What to do » Quote the data below in full, please, without altering anything.

-.-.-

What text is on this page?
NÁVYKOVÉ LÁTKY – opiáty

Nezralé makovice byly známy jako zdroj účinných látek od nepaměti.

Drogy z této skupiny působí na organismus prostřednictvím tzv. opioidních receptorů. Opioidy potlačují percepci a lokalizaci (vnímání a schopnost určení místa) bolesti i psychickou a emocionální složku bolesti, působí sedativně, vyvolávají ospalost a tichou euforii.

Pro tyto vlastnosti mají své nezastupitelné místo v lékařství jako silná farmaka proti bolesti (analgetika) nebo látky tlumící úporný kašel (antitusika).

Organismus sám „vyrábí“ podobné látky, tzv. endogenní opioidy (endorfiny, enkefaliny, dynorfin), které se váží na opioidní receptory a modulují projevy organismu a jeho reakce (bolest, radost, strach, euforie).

-.-.-

Final answer »
What text is on this page?
NÁVYKOVÉ LÁTKY – opiáty

Nezralé makovice byly známy jako zdroj účinných látek od nepaměti.

Drogy z této skupiny působí na organismus prostřednictvím tzv. opioidních receptorů. Opioidy potlačují percepci a lokalizaci (vnímání a schopnost určení místa) bolesti i psychickou a emocionální složku bolesti, působí sedativně, vyvolávají ospalost a tichou euforii.

Pro tyto vlastnosti mají své nezastupitelné místo v lékařství jako silná farmaka proti bolesti (analgetika) nebo látky tlumící úporný kašel (antitusika).

Organismus sám „vyrábí“ podobné látky, tzv. endogenní opioidy (endorfiny, enkefaliny, dynorfin), které se váží na opioidní receptory a modulují projevy organismu a jeho reakce (bolest, radost, strach, euforie).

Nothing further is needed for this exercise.